• _YOUR OBJECTIVE_: Look for the string "telok" in every line, and copy each line that has it.

-- Begin --

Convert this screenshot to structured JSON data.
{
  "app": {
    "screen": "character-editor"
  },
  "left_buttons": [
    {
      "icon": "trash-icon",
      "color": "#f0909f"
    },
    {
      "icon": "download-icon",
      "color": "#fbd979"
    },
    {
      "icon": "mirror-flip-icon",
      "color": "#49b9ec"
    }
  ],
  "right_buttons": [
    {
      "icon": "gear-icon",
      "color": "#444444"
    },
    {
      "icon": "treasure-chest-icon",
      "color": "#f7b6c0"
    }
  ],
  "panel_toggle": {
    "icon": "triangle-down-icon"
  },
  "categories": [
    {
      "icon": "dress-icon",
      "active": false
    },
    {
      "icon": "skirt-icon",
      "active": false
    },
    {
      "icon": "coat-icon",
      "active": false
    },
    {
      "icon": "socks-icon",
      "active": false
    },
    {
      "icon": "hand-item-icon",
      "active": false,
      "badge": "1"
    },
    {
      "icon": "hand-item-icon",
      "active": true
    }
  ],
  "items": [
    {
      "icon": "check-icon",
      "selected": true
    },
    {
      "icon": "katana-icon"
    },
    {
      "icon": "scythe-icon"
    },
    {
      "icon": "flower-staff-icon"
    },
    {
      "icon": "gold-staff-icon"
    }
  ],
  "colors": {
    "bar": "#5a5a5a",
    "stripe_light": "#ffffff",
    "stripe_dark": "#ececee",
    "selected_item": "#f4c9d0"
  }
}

-- End --
-- Begin --

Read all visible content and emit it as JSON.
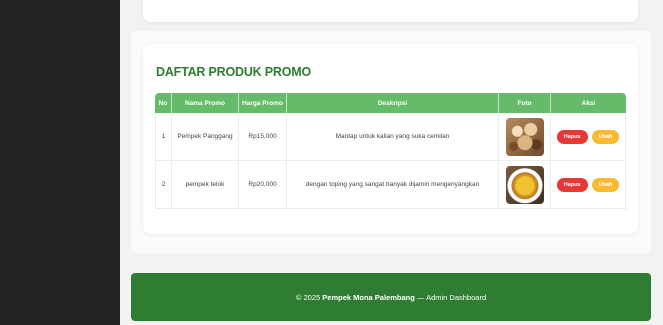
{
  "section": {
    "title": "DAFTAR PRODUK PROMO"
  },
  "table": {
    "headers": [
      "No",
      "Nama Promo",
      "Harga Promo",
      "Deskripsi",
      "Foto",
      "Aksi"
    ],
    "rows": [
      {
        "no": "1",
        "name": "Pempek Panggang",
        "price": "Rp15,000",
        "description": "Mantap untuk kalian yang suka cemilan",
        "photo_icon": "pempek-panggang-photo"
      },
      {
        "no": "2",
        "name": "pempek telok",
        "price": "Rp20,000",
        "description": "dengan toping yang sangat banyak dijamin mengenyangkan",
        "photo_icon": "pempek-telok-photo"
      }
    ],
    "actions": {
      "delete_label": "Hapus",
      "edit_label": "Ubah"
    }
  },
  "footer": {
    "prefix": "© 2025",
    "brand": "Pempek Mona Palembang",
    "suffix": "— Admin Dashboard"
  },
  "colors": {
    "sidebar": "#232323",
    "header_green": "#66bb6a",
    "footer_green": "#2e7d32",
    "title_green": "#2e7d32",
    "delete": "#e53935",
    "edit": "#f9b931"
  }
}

-- End --

• _ANSWER TO THIS EXERCISE_:
        "name": "pempek telok",
        "photo_icon": "pempek-telok-photo"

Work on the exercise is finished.